### [The problem]
Do not copy the pictures; transcribe all other material exactly.

:: Records for the task ::

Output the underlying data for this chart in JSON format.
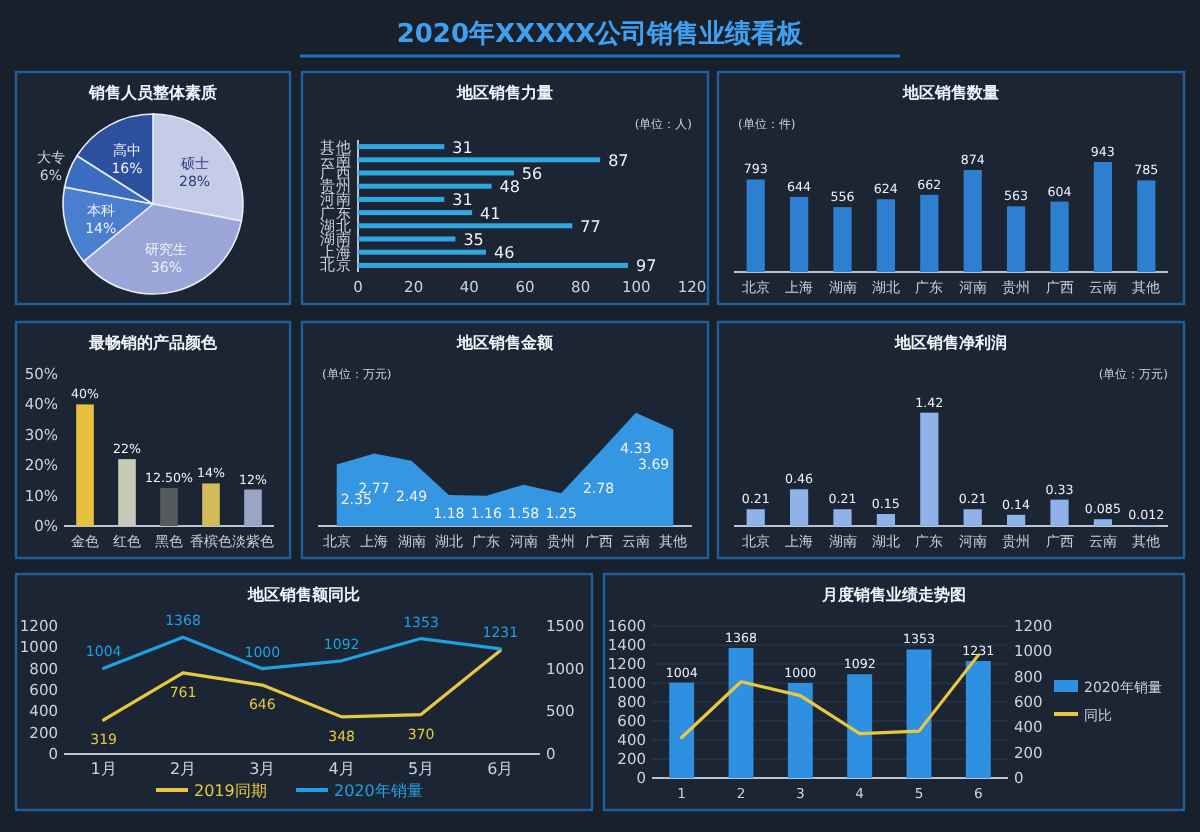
{
  "chart_data": [
    {
      "type": "other",
      "title": "2020年XXXXX公司销售业绩看板"
    },
    {
      "type": "pie",
      "title": "销售人员整体素质",
      "categories": [
        "硕士",
        "研究生",
        "本科",
        "大专",
        "高中"
      ],
      "values": [
        28,
        36,
        14,
        6,
        16
      ],
      "value_labels": [
        "28%",
        "36%",
        "14%",
        "6%",
        "16%"
      ],
      "colors": [
        "#c5cbe8",
        "#9aa6d8",
        "#4a7fd0",
        "#3a6cc0",
        "#2c4f9e"
      ]
    },
    {
      "type": "bar",
      "orientation": "horizontal",
      "title": "地区销售力量",
      "annotations": [
        "(单位：人)"
      ],
      "categories": [
        "其他",
        "云南",
        "广西",
        "贵州",
        "河南",
        "广东",
        "湖北",
        "湖南",
        "上海",
        "北京"
      ],
      "values": [
        31,
        87,
        56,
        48,
        31,
        41,
        77,
        35,
        46,
        97
      ],
      "color": "#2fa8e0",
      "data_labels": true,
      "xlim": [
        0,
        120
      ],
      "xticks": [
        0,
        20,
        40,
        60,
        80,
        100,
        120
      ]
    },
    {
      "type": "bar",
      "title": "地区销售数量",
      "annotations": [
        "(单位：件)"
      ],
      "categories": [
        "北京",
        "上海",
        "湖南",
        "湖北",
        "广东",
        "河南",
        "贵州",
        "广西",
        "云南",
        "其他"
      ],
      "values": [
        793,
        644,
        556,
        624,
        662,
        874,
        563,
        604,
        943,
        785
      ],
      "color": "#2f7fd0",
      "data_labels": true
    },
    {
      "type": "bar",
      "title": "最畅销的产品颜色",
      "categories": [
        "金色",
        "红色",
        "黑色",
        "香槟色",
        "淡紫色"
      ],
      "values": [
        40,
        22,
        12.5,
        14,
        12
      ],
      "value_labels": [
        "40%",
        "22%",
        "12.50%",
        "14%",
        "12%"
      ],
      "colors": [
        "#e8c040",
        "#c8c8b8",
        "#555a5e",
        "#d4bc5c",
        "#9aa4c4"
      ],
      "ylim": [
        0,
        50
      ],
      "yticks": [
        {
          "value": 0,
          "label": "0%"
        },
        {
          "value": 10,
          "label": "10%"
        },
        {
          "value": 20,
          "label": "20%"
        },
        {
          "value": 30,
          "label": "30%"
        },
        {
          "value": 40,
          "label": "40%"
        },
        {
          "value": 50,
          "label": "50%"
        }
      ]
    },
    {
      "type": "area",
      "title": "地区销售金额",
      "annotations": [
        "(单位：万元)"
      ],
      "categories": [
        "北京",
        "上海",
        "湖南",
        "湖北",
        "广东",
        "河南",
        "贵州",
        "广西",
        "云南",
        "其他"
      ],
      "values": [
        2.35,
        2.77,
        2.49,
        1.18,
        1.16,
        1.58,
        1.25,
        2.78,
        4.33,
        3.69
      ],
      "color": "#3596e2",
      "data_labels": true
    },
    {
      "type": "bar",
      "title": "地区销售净利润",
      "annotations": [
        "(单位：万元)"
      ],
      "categories": [
        "北京",
        "上海",
        "湖南",
        "湖北",
        "广东",
        "河南",
        "贵州",
        "广西",
        "云南",
        "其他"
      ],
      "values": [
        0.21,
        0.46,
        0.21,
        0.15,
        1.42,
        0.21,
        0.14,
        0.33,
        0.085,
        0.012
      ],
      "color": "#8fb2e8",
      "data_labels": true
    },
    {
      "type": "line",
      "title": "地区销售额同比",
      "categories": [
        "1月",
        "2月",
        "3月",
        "4月",
        "5月",
        "6月"
      ],
      "ylim": [
        0,
        1200
      ],
      "yticks": [
        0,
        200,
        400,
        600,
        800,
        1000,
        1200
      ],
      "y2lim": [
        0,
        1500
      ],
      "y2ticks": [
        0,
        500,
        1000,
        1500
      ],
      "legend": "bottom",
      "series": [
        {
          "name": "2019同期",
          "color": "#e8c840",
          "values": [
            319,
            761,
            646,
            348,
            370,
            970
          ],
          "value_labels": [
            "319",
            "761",
            "646",
            "348",
            "370",
            null
          ]
        },
        {
          "name": "2020年销量",
          "color": "#1fa0e0",
          "axis": "y2",
          "values": [
            1004,
            1368,
            1000,
            1092,
            1353,
            1231
          ],
          "value_labels": [
            "1004",
            "1368",
            "1000",
            "1092",
            "1353",
            "1231"
          ]
        }
      ]
    },
    {
      "type": "bar",
      "title": "月度销售业绩走势图",
      "categories": [
        "1",
        "2",
        "3",
        "4",
        "5",
        "6"
      ],
      "ylim": [
        0,
        1600
      ],
      "yticks": [
        0,
        200,
        400,
        600,
        800,
        1000,
        1200,
        1400,
        1600
      ],
      "y2lim": [
        0,
        1200
      ],
      "y2ticks": [
        0,
        200,
        400,
        600,
        800,
        1000,
        1200
      ],
      "grid": "y",
      "legend": "right",
      "series": [
        {
          "name": "2020年销量",
          "type": "bar",
          "color": "#2f8fe0",
          "values": [
            1004,
            1368,
            1000,
            1092,
            1353,
            1231
          ],
          "value_labels": [
            "1004",
            "1368",
            "1000",
            "1092",
            "1353",
            "1231"
          ]
        },
        {
          "name": "同比",
          "type": "line",
          "axis": "y2",
          "color": "#e8c840",
          "values": [
            320,
            760,
            650,
            350,
            370,
            970
          ]
        }
      ]
    }
  ]
}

:::

### [Solution below]
Output the underlying data for this chart in JSON format.
{
  "chart_data": [
    {
      "type": "other",
      "title": "2020年XXXXX公司销售业绩看板"
    },
    {
      "type": "pie",
      "title": "销售人员整体素质",
      "categories": [
        "硕士",
        "研究生",
        "本科",
        "大专",
        "高中"
      ],
      "values": [
        28,
        36,
        14,
        6,
        16
      ],
      "value_labels": [
        "28%",
        "36%",
        "14%",
        "6%",
        "16%"
      ],
      "colors": [
        "#c5cbe8",
        "#9aa6d8",
        "#4a7fd0",
        "#3a6cc0",
        "#2c4f9e"
      ]
    },
    {
      "type": "bar",
      "orientation": "horizontal",
      "title": "地区销售力量",
      "annotations": [
        "(单位：人)"
      ],
      "categories": [
        "其他",
        "云南",
        "广西",
        "贵州",
        "河南",
        "广东",
        "湖北",
        "湖南",
        "上海",
        "北京"
      ],
      "values": [
        31,
        87,
        56,
        48,
        31,
        41,
        77,
        35,
        46,
        97
      ],
      "color": "#2fa8e0",
      "data_labels": true,
      "xlim": [
        0,
        120
      ],
      "xticks": [
        0,
        20,
        40,
        60,
        80,
        100,
        120
      ]
    },
    {
      "type": "bar",
      "title": "地区销售数量",
      "annotations": [
        "(单位：件)"
      ],
      "categories": [
        "北京",
        "上海",
        "湖南",
        "湖北",
        "广东",
        "河南",
        "贵州",
        "广西",
        "云南",
        "其他"
      ],
      "values": [
        793,
        644,
        556,
        624,
        662,
        874,
        563,
        604,
        943,
        785
      ],
      "color": "#2f7fd0",
      "data_labels": true
    },
    {
      "type": "bar",
      "title": "最畅销的产品颜色",
      "categories": [
        "金色",
        "红色",
        "黑色",
        "香槟色",
        "淡紫色"
      ],
      "values": [
        40,
        22,
        12.5,
        14,
        12
      ],
      "value_labels": [
        "40%",
        "22%",
        "12.50%",
        "14%",
        "12%"
      ],
      "colors": [
        "#e8c040",
        "#c8c8b8",
        "#555a5e",
        "#d4bc5c",
        "#9aa4c4"
      ],
      "ylim": [
        0,
        50
      ],
      "yticks": [
        {
          "value": 0,
          "label": "0%"
        },
        {
          "value": 10,
          "label": "10%"
        },
        {
          "value": 20,
          "label": "20%"
        },
        {
          "value": 30,
          "label": "30%"
        },
        {
          "value": 40,
          "label": "40%"
        },
        {
          "value": 50,
          "label": "50%"
        }
      ]
    },
    {
      "type": "area",
      "title": "地区销售金额",
      "annotations": [
        "(单位：万元)"
      ],
      "categories": [
        "北京",
        "上海",
        "湖南",
        "湖北",
        "广东",
        "河南",
        "贵州",
        "广西",
        "云南",
        "其他"
      ],
      "values": [
        2.35,
        2.77,
        2.49,
        1.18,
        1.16,
        1.58,
        1.25,
        2.78,
        4.33,
        3.69
      ],
      "color": "#3596e2",
      "data_labels": true
    },
    {
      "type": "bar",
      "title": "地区销售净利润",
      "annotations": [
        "(单位：万元)"
      ],
      "categories": [
        "北京",
        "上海",
        "湖南",
        "湖北",
        "广东",
        "河南",
        "贵州",
        "广西",
        "云南",
        "其他"
      ],
      "values": [
        0.21,
        0.46,
        0.21,
        0.15,
        1.42,
        0.21,
        0.14,
        0.33,
        0.085,
        0.012
      ],
      "color": "#8fb2e8",
      "data_labels": true
    },
    {
      "type": "line",
      "title": "地区销售额同比",
      "categories": [
        "1月",
        "2月",
        "3月",
        "4月",
        "5月",
        "6月"
      ],
      "ylim": [
        0,
        1200
      ],
      "yticks": [
        0,
        200,
        400,
        600,
        800,
        1000,
        1200
      ],
      "y2lim": [
        0,
        1500
      ],
      "y2ticks": [
        0,
        500,
        1000,
        1500
      ],
      "legend": "bottom",
      "series": [
        {
          "name": "2019同期",
          "color": "#e8c840",
          "values": [
            319,
            761,
            646,
            348,
            370,
            970
          ],
          "value_labels": [
            "319",
            "761",
            "646",
            "348",
            "370",
            null
          ]
        },
        {
          "name": "2020年销量",
          "color": "#1fa0e0",
          "axis": "y2",
          "values": [
            1004,
            1368,
            1000,
            1092,
            1353,
            1231
          ],
          "value_labels": [
            "1004",
            "1368",
            "1000",
            "1092",
            "1353",
            "1231"
          ]
        }
      ]
    },
    {
      "type": "bar",
      "title": "月度销售业绩走势图",
      "categories": [
        "1",
        "2",
        "3",
        "4",
        "5",
        "6"
      ],
      "ylim": [
        0,
        1600
      ],
      "yticks": [
        0,
        200,
        400,
        600,
        800,
        1000,
        1200,
        1400,
        1600
      ],
      "y2lim": [
        0,
        1200
      ],
      "y2ticks": [
        0,
        200,
        400,
        600,
        800,
        1000,
        1200
      ],
      "grid": "y",
      "legend": "right",
      "series": [
        {
          "name": "2020年销量",
          "type": "bar",
          "color": "#2f8fe0",
          "values": [
            1004,
            1368,
            1000,
            1092,
            1353,
            1231
          ],
          "value_labels": [
            "1004",
            "1368",
            "1000",
            "1092",
            "1353",
            "1231"
          ]
        },
        {
          "name": "同比",
          "type": "line",
          "axis": "y2",
          "color": "#e8c840",
          "values": [
            320,
            760,
            650,
            350,
            370,
            970
          ]
        }
      ]
    }
  ]
}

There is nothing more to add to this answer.